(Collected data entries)
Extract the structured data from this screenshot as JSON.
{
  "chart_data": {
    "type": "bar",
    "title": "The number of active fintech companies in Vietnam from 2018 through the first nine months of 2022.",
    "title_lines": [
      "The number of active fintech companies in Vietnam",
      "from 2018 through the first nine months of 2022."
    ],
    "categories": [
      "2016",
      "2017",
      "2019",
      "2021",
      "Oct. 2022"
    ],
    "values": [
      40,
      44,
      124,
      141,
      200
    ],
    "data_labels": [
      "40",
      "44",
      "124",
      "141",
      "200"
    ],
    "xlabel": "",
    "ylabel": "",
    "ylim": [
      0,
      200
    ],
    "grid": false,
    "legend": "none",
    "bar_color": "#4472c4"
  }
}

==

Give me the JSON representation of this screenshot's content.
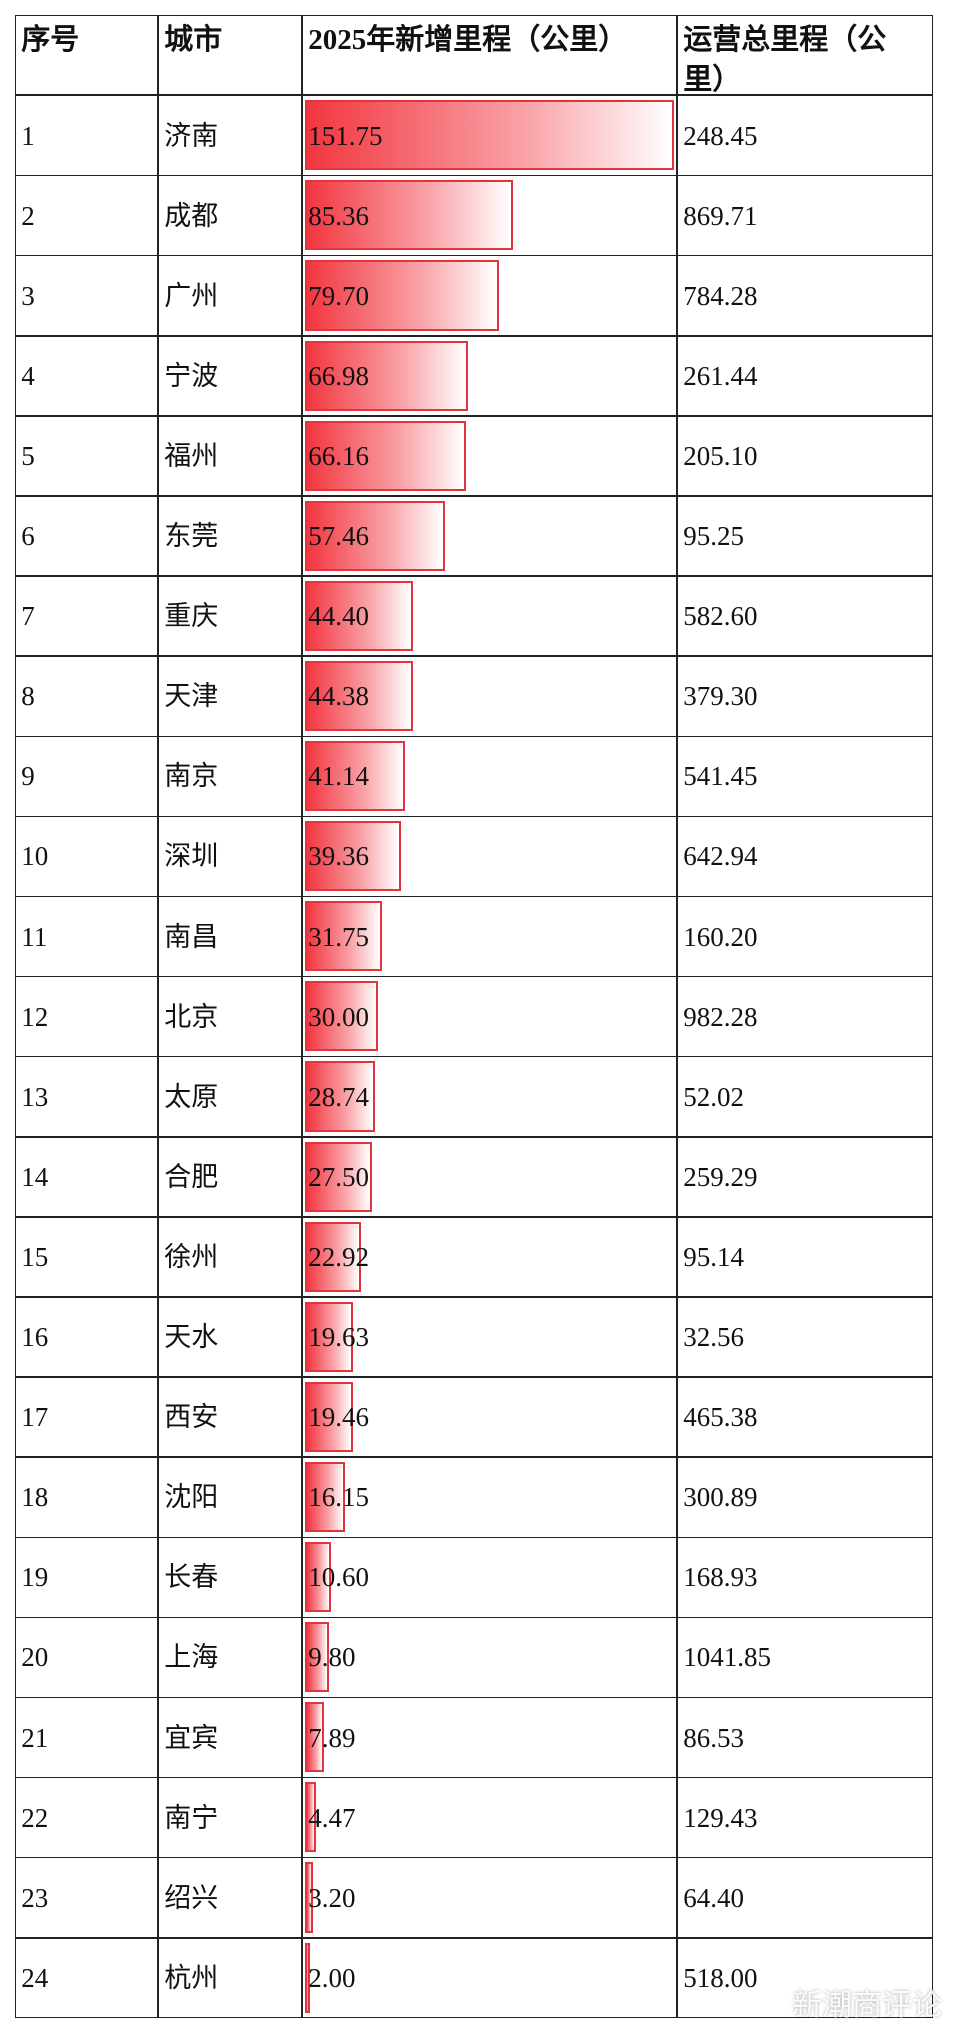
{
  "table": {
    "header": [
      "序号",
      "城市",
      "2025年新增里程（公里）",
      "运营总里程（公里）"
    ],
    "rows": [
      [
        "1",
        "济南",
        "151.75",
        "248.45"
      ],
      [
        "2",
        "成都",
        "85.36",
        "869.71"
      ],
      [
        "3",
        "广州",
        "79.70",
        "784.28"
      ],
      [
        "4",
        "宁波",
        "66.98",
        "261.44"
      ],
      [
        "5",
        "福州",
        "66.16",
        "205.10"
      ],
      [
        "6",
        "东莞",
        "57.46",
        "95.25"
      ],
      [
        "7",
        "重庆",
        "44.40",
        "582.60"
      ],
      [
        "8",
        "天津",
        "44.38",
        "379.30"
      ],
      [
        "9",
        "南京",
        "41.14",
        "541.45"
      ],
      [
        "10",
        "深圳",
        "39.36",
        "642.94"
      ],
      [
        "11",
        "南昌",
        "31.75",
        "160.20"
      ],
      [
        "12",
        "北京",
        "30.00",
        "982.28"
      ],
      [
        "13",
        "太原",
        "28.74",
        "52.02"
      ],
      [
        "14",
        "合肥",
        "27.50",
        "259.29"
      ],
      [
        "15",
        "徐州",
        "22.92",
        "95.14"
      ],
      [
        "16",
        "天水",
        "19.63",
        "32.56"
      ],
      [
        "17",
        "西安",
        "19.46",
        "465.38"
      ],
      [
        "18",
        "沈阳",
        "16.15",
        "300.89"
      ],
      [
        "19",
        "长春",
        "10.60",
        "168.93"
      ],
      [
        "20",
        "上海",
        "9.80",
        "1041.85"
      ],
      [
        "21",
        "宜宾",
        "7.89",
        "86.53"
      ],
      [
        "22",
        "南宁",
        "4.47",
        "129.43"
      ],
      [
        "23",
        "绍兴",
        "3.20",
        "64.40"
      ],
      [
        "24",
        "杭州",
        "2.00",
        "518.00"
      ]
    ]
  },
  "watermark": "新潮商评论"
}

• AIM: Copy out all lines that carry the word "nine".

• EXERCISE SOLUTION:
    "title": "The number of active fintech companies in Vietnam from 2018 through the first nine months of 2022.",
      "from 2018 through the first nine months of 2022."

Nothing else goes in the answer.